▸ **Available records**
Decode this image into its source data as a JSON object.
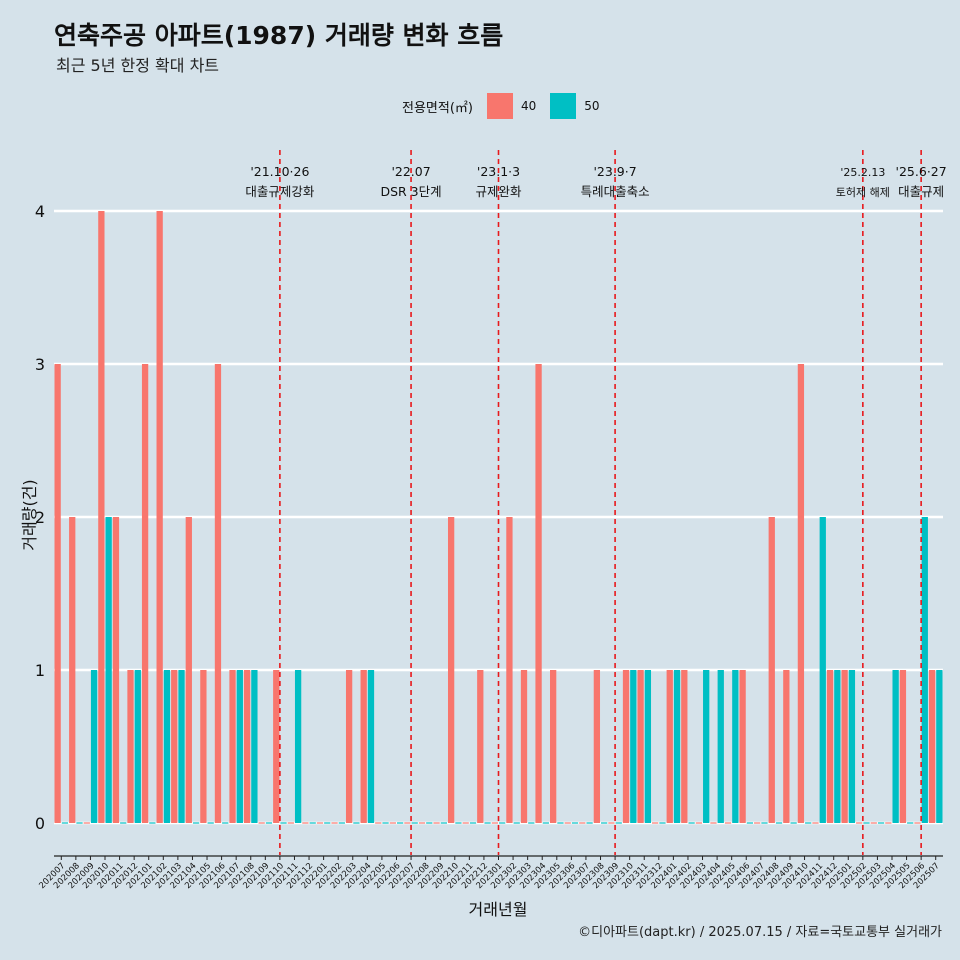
{
  "header": {
    "title": "연축주공 아파트(1987) 거래량 변화 흐름",
    "subtitle": "최근 5년 한정 확대 차트"
  },
  "legend": {
    "title": "전용면적(㎡)",
    "items": [
      {
        "label": "40",
        "color": "#F8766D"
      },
      {
        "label": "50",
        "color": "#00BFC4"
      }
    ]
  },
  "caption": "©디아파트(dapt.kr) / 2025.07.15 / 자료=국토교통부 실거래가",
  "chart_data": {
    "type": "bar",
    "xlabel": "거래년월",
    "ylabel": "거래량(건)",
    "ylim": [
      0,
      4
    ],
    "yticks": [
      "0",
      "1",
      "2",
      "3",
      "4"
    ],
    "categories": [
      "202007",
      "202008",
      "202009",
      "202010",
      "202011",
      "202012",
      "202101",
      "202102",
      "202103",
      "202104",
      "202105",
      "202106",
      "202107",
      "202108",
      "202109",
      "202110",
      "202111",
      "202112",
      "202201",
      "202202",
      "202203",
      "202204",
      "202205",
      "202206",
      "202207",
      "202208",
      "202209",
      "202210",
      "202211",
      "202212",
      "202301",
      "202302",
      "202303",
      "202304",
      "202305",
      "202306",
      "202307",
      "202308",
      "202309",
      "202310",
      "202311",
      "202312",
      "202401",
      "202402",
      "202403",
      "202404",
      "202405",
      "202406",
      "202407",
      "202408",
      "202409",
      "202410",
      "202411",
      "202412",
      "202501",
      "202502",
      "202503",
      "202504",
      "202505",
      "202506",
      "202507"
    ],
    "series": [
      {
        "name": "40",
        "color": "#F8766D",
        "values": [
          3,
          2,
          0,
          4,
          2,
          1,
          3,
          4,
          1,
          2,
          1,
          3,
          1,
          1,
          0,
          1,
          0,
          0,
          0,
          0,
          1,
          1,
          0,
          0,
          0,
          0,
          0,
          2,
          0,
          1,
          0,
          2,
          1,
          3,
          1,
          0,
          0,
          1,
          0,
          1,
          1,
          0,
          1,
          1,
          0,
          0,
          0,
          1,
          0,
          2,
          1,
          3,
          0,
          1,
          1,
          0,
          0,
          0,
          1,
          0,
          1
        ]
      },
      {
        "name": "50",
        "color": "#00BFC4",
        "values": [
          0,
          0,
          1,
          2,
          0,
          1,
          0,
          1,
          1,
          0,
          0,
          0,
          1,
          1,
          0,
          0,
          1,
          0,
          0,
          0,
          0,
          1,
          0,
          0,
          0,
          0,
          0,
          0,
          0,
          0,
          0,
          0,
          0,
          0,
          0,
          0,
          0,
          0,
          0,
          1,
          1,
          0,
          1,
          0,
          1,
          1,
          1,
          0,
          0,
          0,
          0,
          0,
          2,
          1,
          1,
          0,
          0,
          1,
          0,
          2,
          1
        ]
      }
    ],
    "annotations": [
      {
        "category": "202110",
        "date": "'21.10·26",
        "label": "대출규제강화"
      },
      {
        "category": "202207",
        "date": "'22.07",
        "label": "DSR 3단계"
      },
      {
        "category": "202301",
        "date": "'23.1·3",
        "label": "규제완화"
      },
      {
        "category": "202309",
        "date": "'23.9·7",
        "label": "특례대출축소"
      },
      {
        "category": "202502",
        "date": "'25.2.13",
        "label": "토허제 해제"
      },
      {
        "category": "202506",
        "date": "'25.6·27",
        "label": "대출규제"
      }
    ],
    "grid": true,
    "legend_position": "top"
  }
}
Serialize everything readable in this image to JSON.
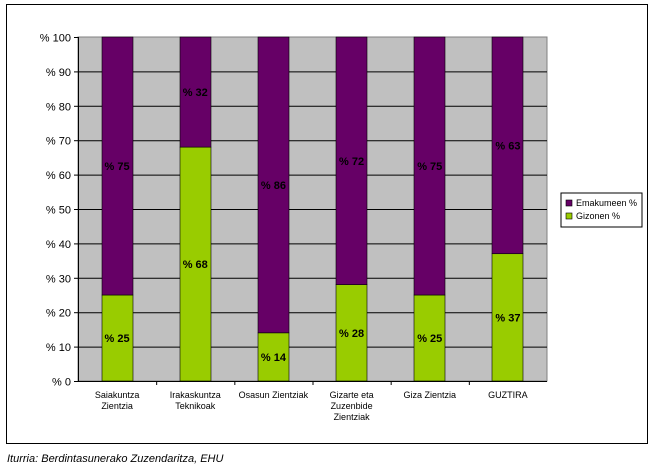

▸ **Your objective**
Copy every line of the data exactly as written, excluding the pictures.

▸ **Exercise solution**
Decode this image into its source data as a JSON object.
{
  "header": {
    "title": "연축주공 아파트(1987) 거래량 변화 흐름",
    "subtitle": "최근 5년 한정 확대 차트"
  },
  "legend": {
    "title": "전용면적(㎡)",
    "items": [
      {
        "label": "40",
        "color": "#F8766D"
      },
      {
        "label": "50",
        "color": "#00BFC4"
      }
    ]
  },
  "caption": "©디아파트(dapt.kr) / 2025.07.15 / 자료=국토교통부 실거래가",
  "chart_data": {
    "type": "bar",
    "xlabel": "거래년월",
    "ylabel": "거래량(건)",
    "ylim": [
      0,
      4
    ],
    "yticks": [
      "0",
      "1",
      "2",
      "3",
      "4"
    ],
    "categories": [
      "202007",
      "202008",
      "202009",
      "202010",
      "202011",
      "202012",
      "202101",
      "202102",
      "202103",
      "202104",
      "202105",
      "202106",
      "202107",
      "202108",
      "202109",
      "202110",
      "202111",
      "202112",
      "202201",
      "202202",
      "202203",
      "202204",
      "202205",
      "202206",
      "202207",
      "202208",
      "202209",
      "202210",
      "202211",
      "202212",
      "202301",
      "202302",
      "202303",
      "202304",
      "202305",
      "202306",
      "202307",
      "202308",
      "202309",
      "202310",
      "202311",
      "202312",
      "202401",
      "202402",
      "202403",
      "202404",
      "202405",
      "202406",
      "202407",
      "202408",
      "202409",
      "202410",
      "202411",
      "202412",
      "202501",
      "202502",
      "202503",
      "202504",
      "202505",
      "202506",
      "202507"
    ],
    "series": [
      {
        "name": "40",
        "color": "#F8766D",
        "values": [
          3,
          2,
          0,
          4,
          2,
          1,
          3,
          4,
          1,
          2,
          1,
          3,
          1,
          1,
          0,
          1,
          0,
          0,
          0,
          0,
          1,
          1,
          0,
          0,
          0,
          0,
          0,
          2,
          0,
          1,
          0,
          2,
          1,
          3,
          1,
          0,
          0,
          1,
          0,
          1,
          1,
          0,
          1,
          1,
          0,
          0,
          0,
          1,
          0,
          2,
          1,
          3,
          0,
          1,
          1,
          0,
          0,
          0,
          1,
          0,
          1
        ]
      },
      {
        "name": "50",
        "color": "#00BFC4",
        "values": [
          0,
          0,
          1,
          2,
          0,
          1,
          0,
          1,
          1,
          0,
          0,
          0,
          1,
          1,
          0,
          0,
          1,
          0,
          0,
          0,
          0,
          1,
          0,
          0,
          0,
          0,
          0,
          0,
          0,
          0,
          0,
          0,
          0,
          0,
          0,
          0,
          0,
          0,
          0,
          1,
          1,
          0,
          1,
          0,
          1,
          1,
          1,
          0,
          0,
          0,
          0,
          0,
          2,
          1,
          1,
          0,
          0,
          1,
          0,
          2,
          1
        ]
      }
    ],
    "annotations": [
      {
        "category": "202110",
        "date": "'21.10·26",
        "label": "대출규제강화"
      },
      {
        "category": "202207",
        "date": "'22.07",
        "label": "DSR 3단계"
      },
      {
        "category": "202301",
        "date": "'23.1·3",
        "label": "규제완화"
      },
      {
        "category": "202309",
        "date": "'23.9·7",
        "label": "특례대출축소"
      },
      {
        "category": "202502",
        "date": "'25.2.13",
        "label": "토허제 해제"
      },
      {
        "category": "202506",
        "date": "'25.6·27",
        "label": "대출규제"
      }
    ],
    "grid": true,
    "legend_position": "top"
  }
}
Serialize everything readable in this image to JSON.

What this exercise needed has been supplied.